### STATED PROBLEM
From the text on first lines of stories, reproduce everything from "Let’s begin with" down to "carnival themes appeal." word for word.

### EXCERPT TO READ
Some writers may relate to this. If you’re not excited when you read the first line of your story, chances are your readers won’t be either. Keep an open mind, and go hunting. Oftentimes, you’ve written it already – you just have to pull it out of the pile of words, set it on top of the page, and give it a polish.
Time for an eccentric writerly confession: I collect first lines of stories. I have notebooks full of them. For this post, I decided to re-visit some of my most beloved short story writers, and pull out some first-rate first sentences.
Let’s begin with the writer who made me truly want to be a writer, and precipitated my love for word-play and images: Ray Bradbury. If you haven’t read him, and you claim to love short stories, please stop what you are doing and go find some of his stories. Now. Start with The Martian Chronicles if you like science-fiction, or The Illustrated Man if strange tales with dark carnival themes appeal.

My well-read collections of Bradbury short stories
“He came out of the earth, hating.”
Pillar of Fire
“The rocket metal cooled in the meadow winds.”
Dark they Were, and Golden-Eyed
“The city waited twenty thousand years.”

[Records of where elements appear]
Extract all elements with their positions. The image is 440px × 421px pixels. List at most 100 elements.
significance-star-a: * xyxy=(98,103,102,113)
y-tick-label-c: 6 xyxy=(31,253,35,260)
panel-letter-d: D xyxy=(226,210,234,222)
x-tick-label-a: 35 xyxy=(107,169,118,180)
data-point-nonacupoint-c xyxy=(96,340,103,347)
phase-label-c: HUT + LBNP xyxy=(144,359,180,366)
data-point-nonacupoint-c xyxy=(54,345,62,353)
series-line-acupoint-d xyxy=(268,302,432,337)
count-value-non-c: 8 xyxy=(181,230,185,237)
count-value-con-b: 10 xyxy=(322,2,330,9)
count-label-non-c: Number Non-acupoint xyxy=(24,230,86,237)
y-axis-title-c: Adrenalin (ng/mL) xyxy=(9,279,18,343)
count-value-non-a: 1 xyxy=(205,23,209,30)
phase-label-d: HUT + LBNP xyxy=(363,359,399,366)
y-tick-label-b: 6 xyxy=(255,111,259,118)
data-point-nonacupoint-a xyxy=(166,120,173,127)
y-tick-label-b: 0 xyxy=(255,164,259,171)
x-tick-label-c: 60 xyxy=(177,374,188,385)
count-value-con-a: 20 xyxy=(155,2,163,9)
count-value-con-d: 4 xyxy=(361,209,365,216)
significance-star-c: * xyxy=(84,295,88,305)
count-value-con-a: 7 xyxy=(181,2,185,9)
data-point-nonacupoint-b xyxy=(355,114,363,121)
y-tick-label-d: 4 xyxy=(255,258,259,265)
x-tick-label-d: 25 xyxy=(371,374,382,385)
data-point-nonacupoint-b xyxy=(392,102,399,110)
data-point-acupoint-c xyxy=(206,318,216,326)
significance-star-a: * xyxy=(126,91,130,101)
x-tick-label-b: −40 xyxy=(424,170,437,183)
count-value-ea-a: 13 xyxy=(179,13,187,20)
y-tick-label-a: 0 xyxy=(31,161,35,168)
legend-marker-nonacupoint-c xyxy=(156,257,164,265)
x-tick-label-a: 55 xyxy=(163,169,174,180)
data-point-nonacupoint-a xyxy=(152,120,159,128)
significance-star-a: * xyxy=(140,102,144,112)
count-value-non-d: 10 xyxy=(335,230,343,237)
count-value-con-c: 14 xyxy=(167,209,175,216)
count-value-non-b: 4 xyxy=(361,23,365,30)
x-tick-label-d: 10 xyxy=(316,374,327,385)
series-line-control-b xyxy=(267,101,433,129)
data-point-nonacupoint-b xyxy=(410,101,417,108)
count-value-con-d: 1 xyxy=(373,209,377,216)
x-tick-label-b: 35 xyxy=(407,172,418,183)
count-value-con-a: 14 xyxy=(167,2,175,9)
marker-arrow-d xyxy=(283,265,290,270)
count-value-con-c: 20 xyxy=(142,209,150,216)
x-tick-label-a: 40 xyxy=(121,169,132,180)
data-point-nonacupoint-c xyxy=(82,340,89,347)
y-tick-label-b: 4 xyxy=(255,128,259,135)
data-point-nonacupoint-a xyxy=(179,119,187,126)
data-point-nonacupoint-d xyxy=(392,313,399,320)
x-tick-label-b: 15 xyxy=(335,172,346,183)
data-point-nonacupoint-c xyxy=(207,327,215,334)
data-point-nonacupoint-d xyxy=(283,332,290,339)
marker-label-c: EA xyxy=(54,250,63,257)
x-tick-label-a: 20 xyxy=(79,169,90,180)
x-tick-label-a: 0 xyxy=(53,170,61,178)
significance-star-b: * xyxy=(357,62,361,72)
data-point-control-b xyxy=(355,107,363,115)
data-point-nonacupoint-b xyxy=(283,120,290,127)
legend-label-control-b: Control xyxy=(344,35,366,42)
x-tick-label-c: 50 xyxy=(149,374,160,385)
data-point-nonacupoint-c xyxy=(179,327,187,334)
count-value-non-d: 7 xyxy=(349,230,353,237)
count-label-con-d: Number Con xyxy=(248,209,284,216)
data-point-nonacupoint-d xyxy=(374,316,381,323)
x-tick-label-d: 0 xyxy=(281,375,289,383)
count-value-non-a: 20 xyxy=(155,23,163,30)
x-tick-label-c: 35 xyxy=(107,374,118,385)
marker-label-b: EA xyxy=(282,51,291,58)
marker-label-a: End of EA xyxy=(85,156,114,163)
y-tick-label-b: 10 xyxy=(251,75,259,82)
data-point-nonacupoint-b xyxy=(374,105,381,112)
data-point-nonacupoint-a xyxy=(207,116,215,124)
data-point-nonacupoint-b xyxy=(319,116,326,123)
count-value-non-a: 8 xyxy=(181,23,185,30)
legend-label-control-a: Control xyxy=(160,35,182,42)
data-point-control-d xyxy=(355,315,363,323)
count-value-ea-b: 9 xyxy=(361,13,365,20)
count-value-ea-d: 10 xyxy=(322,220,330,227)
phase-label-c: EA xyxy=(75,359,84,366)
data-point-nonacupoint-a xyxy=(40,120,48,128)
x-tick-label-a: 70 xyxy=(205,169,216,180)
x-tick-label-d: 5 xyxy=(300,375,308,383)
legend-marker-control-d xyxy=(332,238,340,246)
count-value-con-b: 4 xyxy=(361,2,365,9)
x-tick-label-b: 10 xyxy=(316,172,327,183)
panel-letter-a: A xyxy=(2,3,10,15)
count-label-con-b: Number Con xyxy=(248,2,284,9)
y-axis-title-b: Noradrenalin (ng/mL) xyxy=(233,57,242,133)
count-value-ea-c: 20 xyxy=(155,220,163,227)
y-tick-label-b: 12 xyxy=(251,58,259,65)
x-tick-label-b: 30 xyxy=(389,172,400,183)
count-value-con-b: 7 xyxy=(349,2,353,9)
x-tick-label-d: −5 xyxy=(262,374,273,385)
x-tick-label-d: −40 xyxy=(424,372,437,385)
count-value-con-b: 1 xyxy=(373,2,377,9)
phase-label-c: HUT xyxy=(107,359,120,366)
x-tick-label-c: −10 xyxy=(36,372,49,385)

---

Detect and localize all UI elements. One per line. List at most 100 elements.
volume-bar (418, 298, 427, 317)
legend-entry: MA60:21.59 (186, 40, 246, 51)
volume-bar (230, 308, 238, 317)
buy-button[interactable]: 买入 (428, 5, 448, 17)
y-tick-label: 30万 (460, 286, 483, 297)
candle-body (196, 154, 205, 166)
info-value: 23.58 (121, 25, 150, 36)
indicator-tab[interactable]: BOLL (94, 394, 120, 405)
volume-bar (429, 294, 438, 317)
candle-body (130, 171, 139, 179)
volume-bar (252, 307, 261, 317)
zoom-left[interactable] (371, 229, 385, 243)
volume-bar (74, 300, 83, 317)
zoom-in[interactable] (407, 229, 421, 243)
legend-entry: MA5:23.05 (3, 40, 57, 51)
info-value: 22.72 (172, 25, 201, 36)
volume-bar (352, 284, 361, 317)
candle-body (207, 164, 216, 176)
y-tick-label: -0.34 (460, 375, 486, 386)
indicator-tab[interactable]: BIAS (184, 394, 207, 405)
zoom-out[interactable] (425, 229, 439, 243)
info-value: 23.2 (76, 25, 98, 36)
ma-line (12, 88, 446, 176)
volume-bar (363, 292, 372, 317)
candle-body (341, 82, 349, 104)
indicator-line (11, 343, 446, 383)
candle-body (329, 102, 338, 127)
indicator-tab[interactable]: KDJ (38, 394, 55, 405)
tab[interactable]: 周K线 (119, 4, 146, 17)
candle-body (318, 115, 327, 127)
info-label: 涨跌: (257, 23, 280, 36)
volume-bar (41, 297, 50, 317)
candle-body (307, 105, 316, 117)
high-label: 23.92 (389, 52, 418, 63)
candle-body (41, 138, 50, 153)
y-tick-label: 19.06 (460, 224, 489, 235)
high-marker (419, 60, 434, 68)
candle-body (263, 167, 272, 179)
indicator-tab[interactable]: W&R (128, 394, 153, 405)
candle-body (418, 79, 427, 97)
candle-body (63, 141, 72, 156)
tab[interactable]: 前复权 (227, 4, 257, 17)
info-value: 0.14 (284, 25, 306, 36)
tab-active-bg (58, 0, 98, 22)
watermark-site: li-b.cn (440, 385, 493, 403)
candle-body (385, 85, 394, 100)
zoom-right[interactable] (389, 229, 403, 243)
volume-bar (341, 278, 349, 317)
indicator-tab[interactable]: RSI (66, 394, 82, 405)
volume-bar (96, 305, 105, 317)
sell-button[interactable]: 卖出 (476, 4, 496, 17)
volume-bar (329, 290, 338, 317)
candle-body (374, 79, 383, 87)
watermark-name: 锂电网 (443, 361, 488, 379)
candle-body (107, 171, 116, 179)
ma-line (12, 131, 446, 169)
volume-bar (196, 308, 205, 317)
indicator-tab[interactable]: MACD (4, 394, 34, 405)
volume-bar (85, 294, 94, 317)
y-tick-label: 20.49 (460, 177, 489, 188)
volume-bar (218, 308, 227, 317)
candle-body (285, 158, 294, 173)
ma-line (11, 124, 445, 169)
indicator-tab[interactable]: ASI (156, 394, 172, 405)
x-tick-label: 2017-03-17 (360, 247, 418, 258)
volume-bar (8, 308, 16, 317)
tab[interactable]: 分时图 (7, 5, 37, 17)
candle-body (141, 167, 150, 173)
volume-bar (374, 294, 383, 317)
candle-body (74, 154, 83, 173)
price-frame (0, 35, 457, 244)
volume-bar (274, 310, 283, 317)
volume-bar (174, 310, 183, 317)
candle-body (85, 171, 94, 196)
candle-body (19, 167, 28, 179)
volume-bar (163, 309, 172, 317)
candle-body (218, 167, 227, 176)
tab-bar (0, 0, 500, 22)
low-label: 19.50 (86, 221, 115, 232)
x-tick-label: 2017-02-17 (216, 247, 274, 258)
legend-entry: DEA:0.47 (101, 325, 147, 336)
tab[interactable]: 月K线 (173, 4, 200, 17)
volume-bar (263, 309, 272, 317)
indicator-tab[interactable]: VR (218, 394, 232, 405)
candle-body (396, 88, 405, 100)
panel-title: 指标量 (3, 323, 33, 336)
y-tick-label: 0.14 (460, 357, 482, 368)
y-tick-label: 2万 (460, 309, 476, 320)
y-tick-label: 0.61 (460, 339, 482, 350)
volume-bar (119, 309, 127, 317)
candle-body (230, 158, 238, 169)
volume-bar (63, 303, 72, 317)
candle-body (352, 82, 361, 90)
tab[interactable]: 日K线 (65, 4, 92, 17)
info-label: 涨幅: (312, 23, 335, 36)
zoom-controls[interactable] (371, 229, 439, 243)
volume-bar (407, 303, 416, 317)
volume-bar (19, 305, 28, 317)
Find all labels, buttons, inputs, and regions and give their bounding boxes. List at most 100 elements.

==

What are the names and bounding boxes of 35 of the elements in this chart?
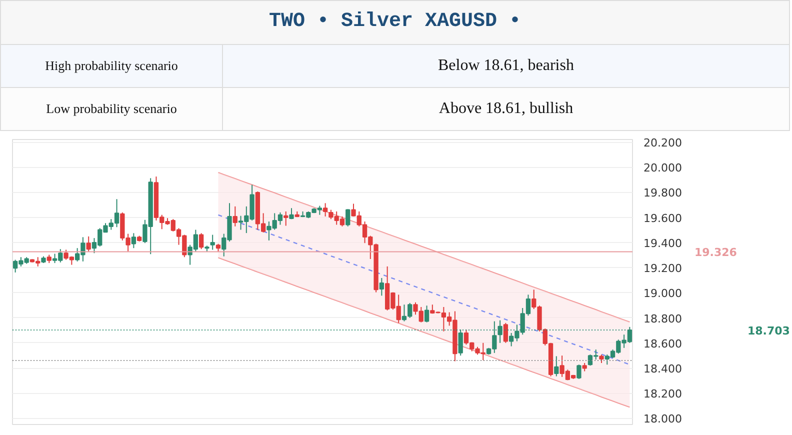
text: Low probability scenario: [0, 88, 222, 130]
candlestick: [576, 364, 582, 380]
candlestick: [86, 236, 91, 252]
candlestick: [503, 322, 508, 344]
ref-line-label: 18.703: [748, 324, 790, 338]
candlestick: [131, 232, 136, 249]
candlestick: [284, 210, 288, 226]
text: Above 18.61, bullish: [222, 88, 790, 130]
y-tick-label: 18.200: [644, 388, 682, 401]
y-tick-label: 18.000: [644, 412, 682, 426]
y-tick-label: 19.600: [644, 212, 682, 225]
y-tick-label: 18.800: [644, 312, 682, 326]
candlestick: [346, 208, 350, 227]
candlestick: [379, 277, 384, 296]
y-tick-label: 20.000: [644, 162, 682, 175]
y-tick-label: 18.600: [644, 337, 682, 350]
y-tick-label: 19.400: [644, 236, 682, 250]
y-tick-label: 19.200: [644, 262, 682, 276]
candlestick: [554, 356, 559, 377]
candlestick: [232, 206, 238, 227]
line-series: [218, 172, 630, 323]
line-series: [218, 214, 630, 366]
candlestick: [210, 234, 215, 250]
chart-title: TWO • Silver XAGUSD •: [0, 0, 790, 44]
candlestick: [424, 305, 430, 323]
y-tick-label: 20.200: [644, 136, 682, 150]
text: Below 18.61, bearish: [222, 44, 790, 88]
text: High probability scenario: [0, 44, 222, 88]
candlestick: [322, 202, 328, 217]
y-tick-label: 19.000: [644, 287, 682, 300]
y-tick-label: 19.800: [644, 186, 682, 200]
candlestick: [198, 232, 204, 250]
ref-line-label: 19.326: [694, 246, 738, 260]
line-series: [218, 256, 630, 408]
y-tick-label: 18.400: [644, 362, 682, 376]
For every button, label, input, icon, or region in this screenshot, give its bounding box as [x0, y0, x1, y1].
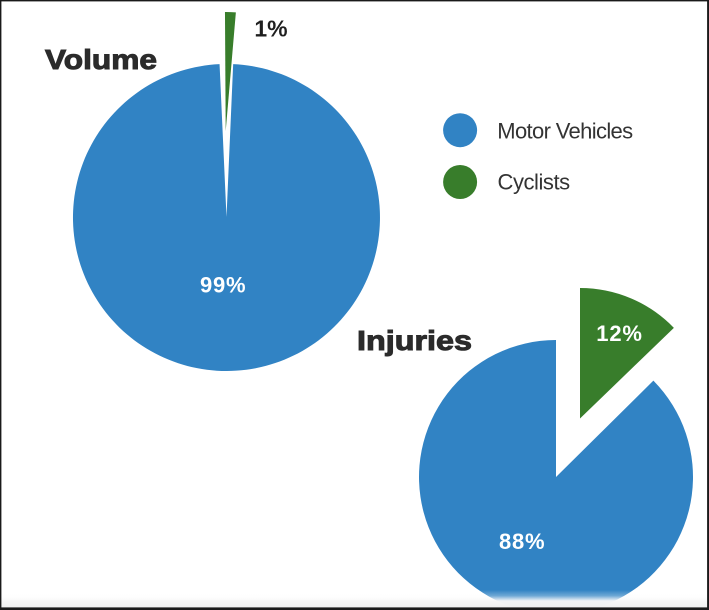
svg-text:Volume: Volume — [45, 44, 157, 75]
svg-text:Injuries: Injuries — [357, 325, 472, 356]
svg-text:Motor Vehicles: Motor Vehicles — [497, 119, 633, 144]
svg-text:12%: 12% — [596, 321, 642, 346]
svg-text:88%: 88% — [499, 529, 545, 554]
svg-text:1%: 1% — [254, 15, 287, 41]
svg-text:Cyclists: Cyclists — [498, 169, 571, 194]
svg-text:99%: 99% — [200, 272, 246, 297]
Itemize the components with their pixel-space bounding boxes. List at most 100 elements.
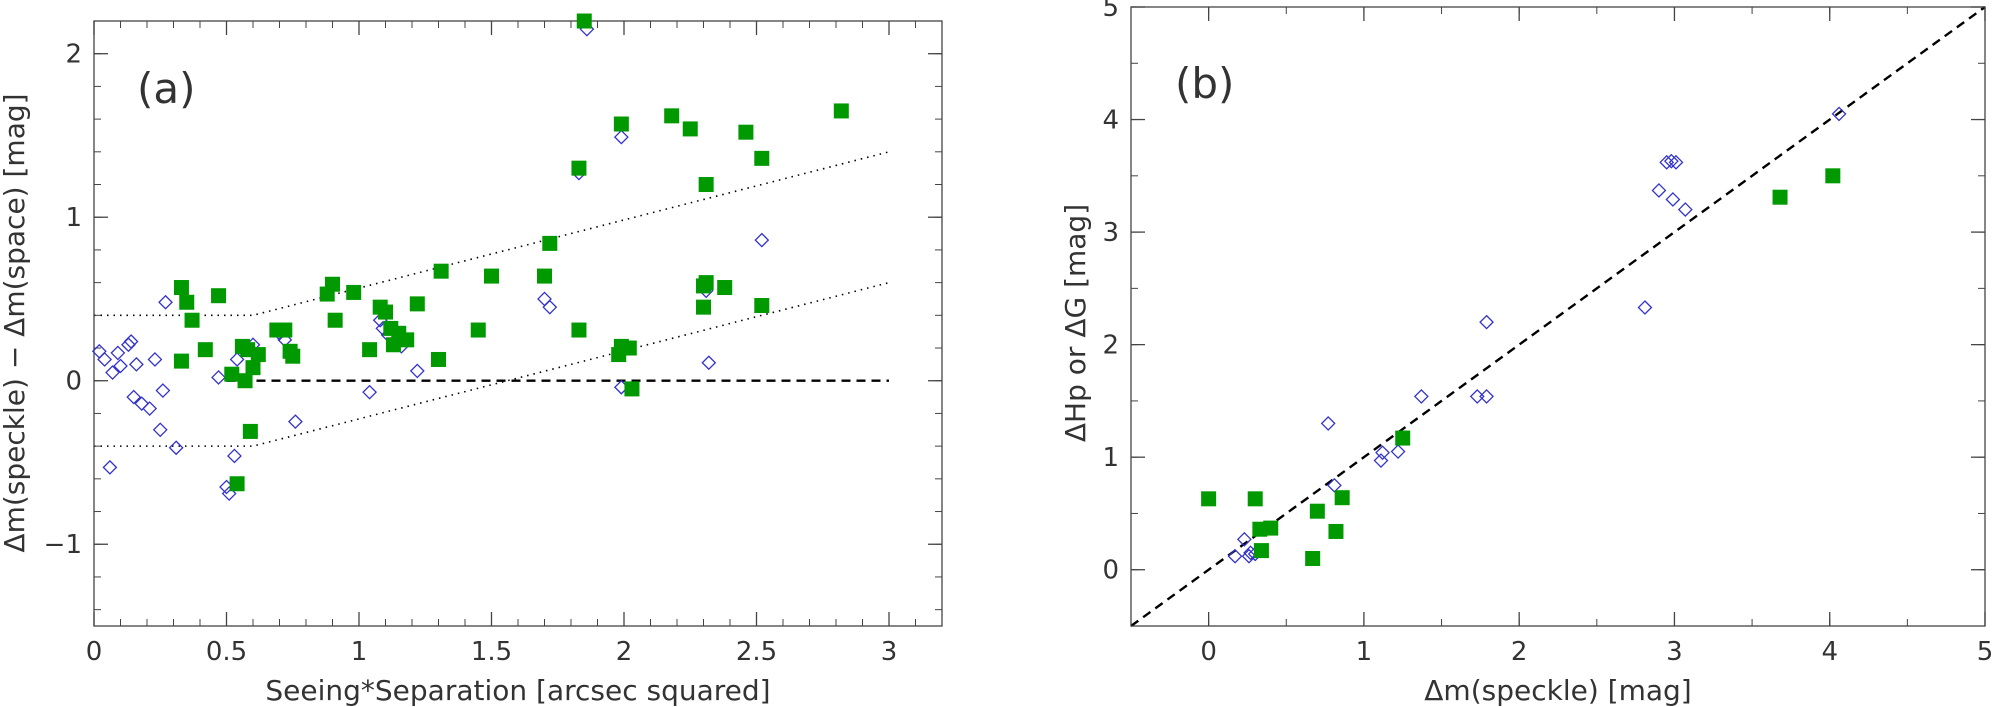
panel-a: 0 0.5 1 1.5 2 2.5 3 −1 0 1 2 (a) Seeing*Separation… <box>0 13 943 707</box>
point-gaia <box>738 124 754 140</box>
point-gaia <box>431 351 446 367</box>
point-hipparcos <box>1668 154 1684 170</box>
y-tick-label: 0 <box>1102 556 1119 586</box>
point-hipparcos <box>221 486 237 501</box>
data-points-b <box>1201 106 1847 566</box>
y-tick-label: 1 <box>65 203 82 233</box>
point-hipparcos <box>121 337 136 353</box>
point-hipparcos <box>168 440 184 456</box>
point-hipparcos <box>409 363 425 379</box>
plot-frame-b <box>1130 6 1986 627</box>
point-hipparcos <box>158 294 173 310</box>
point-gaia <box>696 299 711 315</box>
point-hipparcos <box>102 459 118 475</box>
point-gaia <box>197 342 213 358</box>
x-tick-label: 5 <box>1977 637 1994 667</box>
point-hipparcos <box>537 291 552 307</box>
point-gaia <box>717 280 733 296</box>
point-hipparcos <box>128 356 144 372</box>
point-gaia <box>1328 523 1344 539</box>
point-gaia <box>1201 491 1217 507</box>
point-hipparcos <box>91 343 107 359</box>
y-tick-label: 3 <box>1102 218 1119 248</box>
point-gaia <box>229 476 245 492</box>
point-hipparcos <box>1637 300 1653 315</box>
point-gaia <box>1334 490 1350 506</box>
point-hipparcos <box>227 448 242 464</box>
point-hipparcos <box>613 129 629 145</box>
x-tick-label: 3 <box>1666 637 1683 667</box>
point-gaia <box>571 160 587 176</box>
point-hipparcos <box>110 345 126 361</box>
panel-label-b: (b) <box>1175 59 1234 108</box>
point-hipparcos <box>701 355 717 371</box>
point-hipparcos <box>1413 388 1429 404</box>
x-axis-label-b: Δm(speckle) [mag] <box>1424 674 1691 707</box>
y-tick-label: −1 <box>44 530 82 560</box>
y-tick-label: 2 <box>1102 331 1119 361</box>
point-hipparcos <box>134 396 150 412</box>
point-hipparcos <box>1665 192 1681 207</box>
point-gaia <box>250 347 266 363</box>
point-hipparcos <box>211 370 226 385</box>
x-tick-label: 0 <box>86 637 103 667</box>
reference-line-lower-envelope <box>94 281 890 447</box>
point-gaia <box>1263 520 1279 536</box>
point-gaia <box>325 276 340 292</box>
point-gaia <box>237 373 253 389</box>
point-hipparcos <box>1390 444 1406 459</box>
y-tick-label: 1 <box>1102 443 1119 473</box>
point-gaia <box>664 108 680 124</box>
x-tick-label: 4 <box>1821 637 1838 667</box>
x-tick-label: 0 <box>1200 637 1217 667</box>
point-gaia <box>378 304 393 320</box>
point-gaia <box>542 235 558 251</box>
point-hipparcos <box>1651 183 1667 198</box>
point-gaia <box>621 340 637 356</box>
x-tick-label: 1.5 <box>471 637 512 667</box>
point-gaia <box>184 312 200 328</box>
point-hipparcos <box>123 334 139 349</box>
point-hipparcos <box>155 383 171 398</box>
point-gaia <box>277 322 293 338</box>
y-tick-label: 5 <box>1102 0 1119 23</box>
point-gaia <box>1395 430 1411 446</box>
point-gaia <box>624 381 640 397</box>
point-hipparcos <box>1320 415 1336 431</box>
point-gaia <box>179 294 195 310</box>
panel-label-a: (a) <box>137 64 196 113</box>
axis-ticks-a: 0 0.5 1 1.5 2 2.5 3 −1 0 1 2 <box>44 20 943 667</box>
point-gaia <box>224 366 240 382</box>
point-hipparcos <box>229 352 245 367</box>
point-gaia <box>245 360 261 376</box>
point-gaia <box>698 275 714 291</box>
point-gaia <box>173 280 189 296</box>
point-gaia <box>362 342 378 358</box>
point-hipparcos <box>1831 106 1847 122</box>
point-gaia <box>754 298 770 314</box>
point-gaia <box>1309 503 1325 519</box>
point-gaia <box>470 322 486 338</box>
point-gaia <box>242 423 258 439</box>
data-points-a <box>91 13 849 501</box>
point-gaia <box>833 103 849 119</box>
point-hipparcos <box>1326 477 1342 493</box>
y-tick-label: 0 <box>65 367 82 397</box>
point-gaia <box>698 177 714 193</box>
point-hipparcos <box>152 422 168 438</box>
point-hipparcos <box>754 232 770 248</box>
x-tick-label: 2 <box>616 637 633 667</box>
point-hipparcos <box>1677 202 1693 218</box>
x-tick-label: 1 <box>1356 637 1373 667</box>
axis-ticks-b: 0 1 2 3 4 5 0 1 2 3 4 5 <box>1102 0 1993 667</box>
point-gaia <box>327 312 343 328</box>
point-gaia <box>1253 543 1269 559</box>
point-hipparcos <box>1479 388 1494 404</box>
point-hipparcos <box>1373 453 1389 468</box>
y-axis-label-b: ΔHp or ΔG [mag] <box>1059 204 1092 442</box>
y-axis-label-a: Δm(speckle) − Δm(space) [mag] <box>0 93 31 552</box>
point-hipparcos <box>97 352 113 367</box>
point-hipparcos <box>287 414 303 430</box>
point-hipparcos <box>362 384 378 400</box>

### EXERCISE RESPONSE
Let’s begin with the writer who made me truly want to be a writer, and precipitated my love for word-play and images: Ray Bradbury. If you haven’t read him, and you claim to love short stories, please stop what you are doing and go find some of his stories. Now. Start with The Martian Chronicles if you like science-fiction, or The Illustrated Man if strange tales with dark carnival themes appeal.